Directive — Find each line with "本报记者" and copy it.
======
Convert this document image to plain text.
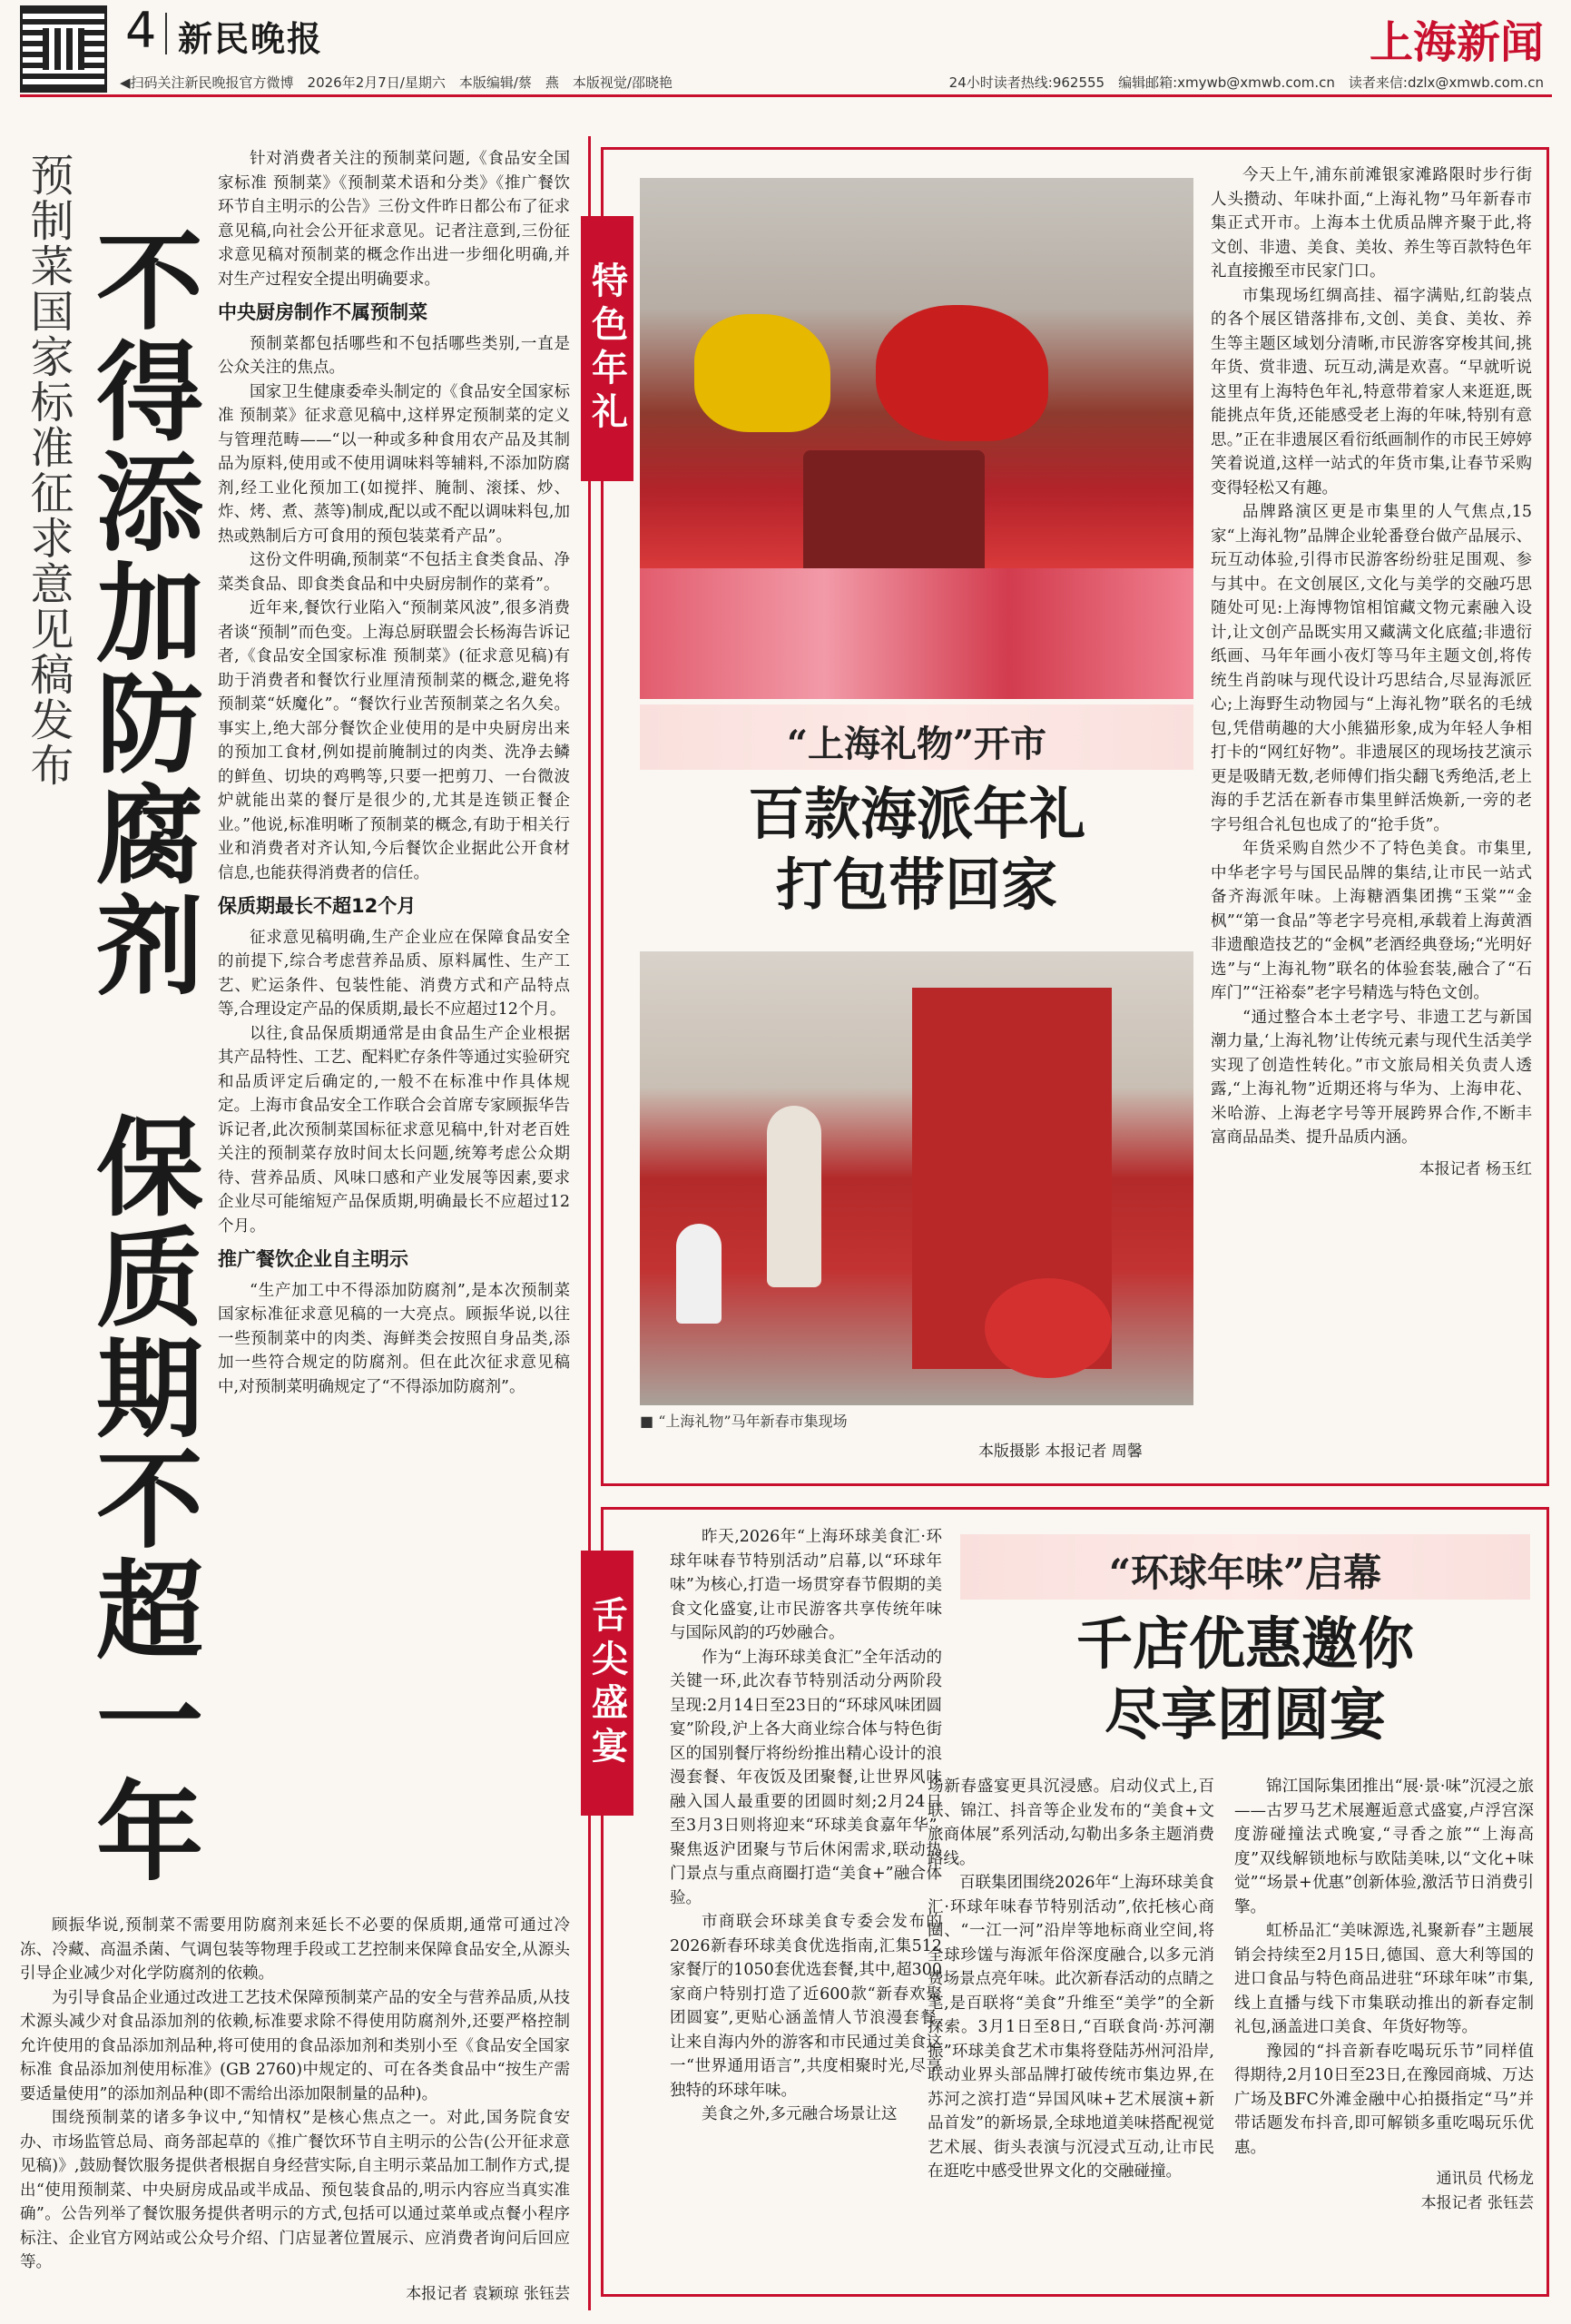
4 新民晚报	上海新闻
◀扫码关注新民晚报官方微博　2026年2月7日/星期六　本版编辑/蔡　燕　本版视觉/邵晓艳	24小时读者热线:962555　编辑邮箱:xmywb@xmwb.com.cn　读者来信:dzlx@xmwb.com.cn
预制菜国家标准征求意见稿发布 不得添加防腐剂　保质期不超一年

针对消费者关注的预制菜问题,《食品安全国家标准 预制菜》《预制菜术语和分类》《推广餐饮环节自主明示的公告》三份文件昨日都公布了征求意见稿,向社会公开征求意见。记者注意到,三份征求意见稿对预制菜的概念作出进一步细化明确,并对生产过程安全提出明确要求。

中央厨房制作不属预制菜

预制菜都包括哪些和不包括哪些类别,一直是公众关注的焦点。

国家卫生健康委牵头制定的《食品安全国家标准 预制菜》征求意见稿中,这样界定预制菜的定义与管理范畴——“以一种或多种食用农产品及其制品为原料,使用或不使用调味料等辅料,不添加防腐剂,经工业化预加工(如搅拌、腌制、滚揉、炒、炸、烤、煮、蒸等)制成,配以或不配以调味料包,加热或熟制后方可食用的预包装菜肴产品”。

这份文件明确,预制菜“不包括主食类食品、净菜类食品、即食类食品和中央厨房制作的菜肴”。

近年来,餐饮行业陷入“预制菜风波”,很多消费者谈“预制”而色变。上海总厨联盟会长杨海告诉记者,《食品安全国家标准 预制菜》(征求意见稿)有助于消费者和餐饮行业厘清预制菜的概念,避免将预制菜“妖魔化”。“餐饮行业苦预制菜之名久矣。事实上,绝大部分餐饮企业使用的是中央厨房出来的预加工食材,例如提前腌制过的肉类、洗净去鳞的鲜鱼、切块的鸡鸭等,只要一把剪刀、一台微波炉就能出菜的餐厅是很少的,尤其是连锁正餐企业。”他说,标准明晰了预制菜的概念,有助于相关行业和消费者对齐认知,今后餐饮企业据此公开食材信息,也能获得消费者的信任。

保质期最长不超12个月

征求意见稿明确,生产企业应在保障食品安全的前提下,综合考虑营养品质、原料属性、生产工艺、贮运条件、包装性能、消费方式和产品特点等,合理设定产品的保质期,最长不应超过12个月。

以往,食品保质期通常是由食品生产企业根据其产品特性、工艺、配料贮存条件等通过实验研究和品质评定后确定的,一般不在标准中作具体规定。上海市食品安全工作联合会首席专家顾振华告诉记者,此次预制菜国标征求意见稿中,针对老百姓关注的预制菜存放时间太长问题,统筹考虑公众期待、营养品质、风味口感和产业发展等因素,要求企业尽可能缩短产品保质期,明确最长不应超过12个月。

推广餐饮企业自主明示

“生产加工中不得添加防腐剂”,是本次预制菜国家标准征求意见稿的一大亮点。顾振华说,以往一些预制菜中的肉类、海鲜类会按照自身品类,添加一些符合规定的防腐剂。但在此次征求意见稿中,对预制菜明确规定了“不得添加防腐剂”。

顾振华说,预制菜不需要用防腐剂来延长不必要的保质期,通常可通过冷冻、冷藏、高温杀菌、气调包装等物理手段或工艺控制来保障食品安全,从源头引导企业减少对化学防腐剂的依赖。

为引导食品企业通过改进工艺技术保障预制菜产品的安全与营养品质,从技术源头减少对食品添加剂的依赖,标准要求除不得使用防腐剂外,还要严格控制允许使用的食品添加剂品种,将可使用的食品添加剂和类别小至《食品安全国家标准 食品添加剂使用标准》(GB 2760)中规定的、可在各类食品中“按生产需要适量使用”的添加剂品种(即不需给出添加限制量的品种)。

围绕预制菜的诸多争议中,“知情权”是核心焦点之一。对此,国务院食安办、市场监管总局、商务部起草的《推广餐饮环节自主明示的公告(公开征求意见稿)》,鼓励餐饮服务提供者根据自身经营实际,自主明示菜品加工制作方式,提出“使用预制菜、中央厨房成品或半成品、预包装食品的,明示内容应当真实准确”。公告列举了餐饮服务提供者明示的方式,包括可以通过菜单或点餐小程序标注、企业官方网站或公众号介绍、门店显著位置展示、应消费者询问后回应等。

本报记者 袁颖琼 张钰芸
特色年礼
“上海礼物”开市
百款海派年礼
打包带回家
■ “上海礼物”马年新春市集现场
本版摄影 本报记者 周馨

今天上午,浦东前滩银家滩路限时步行街人头攒动、年味扑面,“上海礼物”马年新春市集正式开市。上海本土优质品牌齐聚于此,将文创、非遗、美食、美妆、养生等百款特色年礼直接搬至市民家门口。

市集现场红绸高挂、福字满贴,红韵装点的各个展区错落排布,文创、美食、美妆、养生等主题区域划分清晰,市民游客穿梭其间,挑年货、赏非遗、玩互动,满是欢喜。“早就听说这里有上海特色年礼,特意带着家人来逛逛,既能挑点年货,还能感受老上海的年味,特别有意思。”正在非遗展区看衍纸画制作的市民王婷婷笑着说道,这样一站式的年货市集,让春节采购变得轻松又有趣。

品牌路演区更是市集里的人气焦点,15家“上海礼物”品牌企业轮番登台做产品展示、玩互动体验,引得市民游客纷纷驻足围观、参与其中。在文创展区,文化与美学的交融巧思随处可见:上海博物馆相馆藏文物元素融入设计,让文创产品既实用又藏满文化底蕴;非遗衍纸画、马年年画小夜灯等马年主题文创,将传统生肖韵味与现代设计巧思结合,尽显海派匠心;上海野生动物园与“上海礼物”联名的毛绒包,凭借萌趣的大小熊猫形象,成为年轻人争相打卡的“网红好物”。非遗展区的现场技艺演示更是吸睛无数,老师傅们指尖翻飞秀绝活,老上海的手艺活在新春市集里鲜活焕新,一旁的老字号组合礼包也成了的“抢手货”。

年货采购自然少不了特色美食。市集里,中华老字号与国民品牌的集结,让市民一站式备齐海派年味。上海糖酒集团携“玉棠”“金枫”“第一食品”等老字号亮相,承载着上海黄酒非遗酿造技艺的“金枫”老酒经典登场;“光明好选”与“上海礼物”联名的体验套装,融合了“石库门”“汪裕泰”老字号精选与特色文创。

“通过整合本土老字号、非遗工艺与新国潮力量,‘上海礼物’让传统元素与现代生活美学实现了创造性转化。”市文旅局相关负责人透露,“上海礼物”近期还将与华为、上海申花、米哈游、上海老字号等开展跨界合作,不断丰富商品品类、提升品质内涵。

本报记者 杨玉红
舌尖盛宴
“环球年味”启幕
千店优惠邀你
尽享团圆宴

昨天,2026年“上海环球美食汇·环球年味春节特别活动”启幕,以“环球年味”为核心,打造一场贯穿春节假期的美食文化盛宴,让市民游客共享传统年味与国际风韵的巧妙融合。

作为“上海环球美食汇”全年活动的关键一环,此次春节特别活动分两阶段呈现:2月14日至23日的“环球风味团圆宴”阶段,沪上各大商业综合体与特色街区的国别餐厅将纷纷推出精心设计的浪漫套餐、年夜饭及团聚餐,让世界风味融入国人最重要的团圆时刻;2月24日至3月3日则将迎来“环球美食嘉年华”,聚焦返沪团聚与节后休闲需求,联动热门景点与重点商圈打造“美食+”融合体验。

市商联会环球美食专委会发布的2026新春环球美食优选指南,汇集512家餐厅的1050套优选套餐,其中,超300家商户特别打造了近600款“新春欢聚团圆宴”,更贴心涵盖情人节浪漫套餐,让来自海内外的游客和市民通过美食这一“世界通用语言”,共度相聚时光,尽享独特的环球年味。

美食之外,多元融合场景让这

场新春盛宴更具沉浸感。启动仪式上,百联、锦江、抖音等企业发布的“美食+文旅商体展”系列活动,勾勒出多条主题消费路线。

百联集团围绕2026年“上海环球美食汇·环球年味春节特别活动”,依托核心商圈、“一江一河”沿岸等地标商业空间,将全球珍馐与海派年俗深度融合,以多元消费场景点亮年味。此次新春活动的点睛之笔,是百联将“美食”升维至“美学”的全新探索。3月1日至8日,“百联食尚·苏河潮振”环球美食艺术市集将登陆苏州河沿岸,联动业界头部品牌打破传统市集边界,在苏河之滨打造“异国风味+艺术展演+新品首发”的新场景,全球地道美味搭配视觉艺术展、街头表演与沉浸式互动,让市民在逛吃中感受世界文化的交融碰撞。

锦江国际集团推出“展·景·味”沉浸之旅——古罗马艺术展邂逅意式盛宴,卢浮宫深度游碰撞法式晚宴,“寻香之旅”“上海高度”双线解锁地标与欧陆美味,以“文化+味觉”“场景+优惠”创新体验,激活节日消费引擎。

虹桥品汇“美味源选,礼聚新春”主题展销会持续至2月15日,德国、意大利等国的进口食品与特色商品进驻“环球年味”市集,线上直播与线下市集联动推出的新春定制礼包,涵盖进口美食、年货好物等。

豫园的“抖音新春吃喝玩乐节”同样值得期待,2月10日至23日,在豫园商城、万达广场及BFC外滩金融中心拍摄指定“马”并带话题发布抖音,即可解锁多重吃喝玩乐优惠。

通讯员 代杨龙
本报记者 张钰芸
======
Task output —
本报记者 袁颖琼 张钰芸
本版摄影 本报记者 周馨
本报记者 杨玉红
本报记者 张钰芸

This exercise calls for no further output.